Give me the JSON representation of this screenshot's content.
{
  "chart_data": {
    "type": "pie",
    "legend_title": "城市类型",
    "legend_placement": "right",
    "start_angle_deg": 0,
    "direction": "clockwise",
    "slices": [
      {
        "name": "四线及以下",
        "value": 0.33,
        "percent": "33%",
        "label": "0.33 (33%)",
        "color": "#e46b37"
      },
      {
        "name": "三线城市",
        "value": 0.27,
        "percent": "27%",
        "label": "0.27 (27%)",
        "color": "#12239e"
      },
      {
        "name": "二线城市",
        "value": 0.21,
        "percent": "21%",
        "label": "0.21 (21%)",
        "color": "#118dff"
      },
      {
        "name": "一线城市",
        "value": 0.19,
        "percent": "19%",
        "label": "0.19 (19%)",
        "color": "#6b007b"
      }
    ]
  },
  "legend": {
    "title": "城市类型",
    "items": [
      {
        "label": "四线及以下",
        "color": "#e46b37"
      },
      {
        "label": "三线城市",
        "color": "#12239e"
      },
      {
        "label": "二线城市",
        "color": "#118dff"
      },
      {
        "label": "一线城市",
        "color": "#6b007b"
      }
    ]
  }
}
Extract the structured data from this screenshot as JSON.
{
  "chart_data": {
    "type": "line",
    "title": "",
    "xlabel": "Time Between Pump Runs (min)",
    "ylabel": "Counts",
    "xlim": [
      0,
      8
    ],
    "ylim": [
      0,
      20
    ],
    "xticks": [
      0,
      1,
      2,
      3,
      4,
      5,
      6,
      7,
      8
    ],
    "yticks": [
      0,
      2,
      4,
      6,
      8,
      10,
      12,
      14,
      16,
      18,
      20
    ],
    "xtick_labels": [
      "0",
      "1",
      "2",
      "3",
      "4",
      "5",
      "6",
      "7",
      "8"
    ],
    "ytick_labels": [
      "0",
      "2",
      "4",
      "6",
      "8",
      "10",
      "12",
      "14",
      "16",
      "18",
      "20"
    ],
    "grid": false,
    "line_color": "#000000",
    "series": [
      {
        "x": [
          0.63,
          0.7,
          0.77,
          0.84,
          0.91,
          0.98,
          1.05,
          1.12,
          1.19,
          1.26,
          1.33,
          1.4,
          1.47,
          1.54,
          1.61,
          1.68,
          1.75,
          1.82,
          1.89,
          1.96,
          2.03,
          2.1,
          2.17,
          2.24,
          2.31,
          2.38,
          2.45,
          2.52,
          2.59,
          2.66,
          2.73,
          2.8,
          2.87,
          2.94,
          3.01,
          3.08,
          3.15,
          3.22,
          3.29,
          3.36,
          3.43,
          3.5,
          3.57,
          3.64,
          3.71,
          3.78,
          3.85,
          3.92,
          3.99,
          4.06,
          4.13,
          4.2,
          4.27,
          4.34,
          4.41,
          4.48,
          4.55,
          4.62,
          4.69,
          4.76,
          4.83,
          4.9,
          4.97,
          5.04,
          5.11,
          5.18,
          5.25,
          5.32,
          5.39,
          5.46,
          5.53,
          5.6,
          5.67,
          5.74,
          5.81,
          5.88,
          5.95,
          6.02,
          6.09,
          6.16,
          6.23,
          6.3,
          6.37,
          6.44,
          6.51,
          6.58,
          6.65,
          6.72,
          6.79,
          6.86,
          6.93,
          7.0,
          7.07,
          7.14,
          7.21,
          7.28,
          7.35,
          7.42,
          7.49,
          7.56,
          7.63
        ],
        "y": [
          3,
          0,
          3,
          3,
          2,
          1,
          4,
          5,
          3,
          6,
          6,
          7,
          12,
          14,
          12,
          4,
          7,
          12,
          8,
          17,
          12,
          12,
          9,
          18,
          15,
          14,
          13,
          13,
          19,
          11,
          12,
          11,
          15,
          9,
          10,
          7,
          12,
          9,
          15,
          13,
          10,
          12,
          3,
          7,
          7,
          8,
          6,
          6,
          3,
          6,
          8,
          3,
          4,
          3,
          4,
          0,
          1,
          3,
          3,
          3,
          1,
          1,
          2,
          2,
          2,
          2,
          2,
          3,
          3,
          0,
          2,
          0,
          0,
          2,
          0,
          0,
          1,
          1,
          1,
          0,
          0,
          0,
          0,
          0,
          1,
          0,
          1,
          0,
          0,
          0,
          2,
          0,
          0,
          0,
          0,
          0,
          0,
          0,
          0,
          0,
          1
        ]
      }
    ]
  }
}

• • •

▸ Aim:
Copy all lines in the listing above where the string "name" appears.

▸ Task answer:
        "name": "四线及以下",
        "name": "三线城市",
        "name": "二线城市",
        "name": "一线城市",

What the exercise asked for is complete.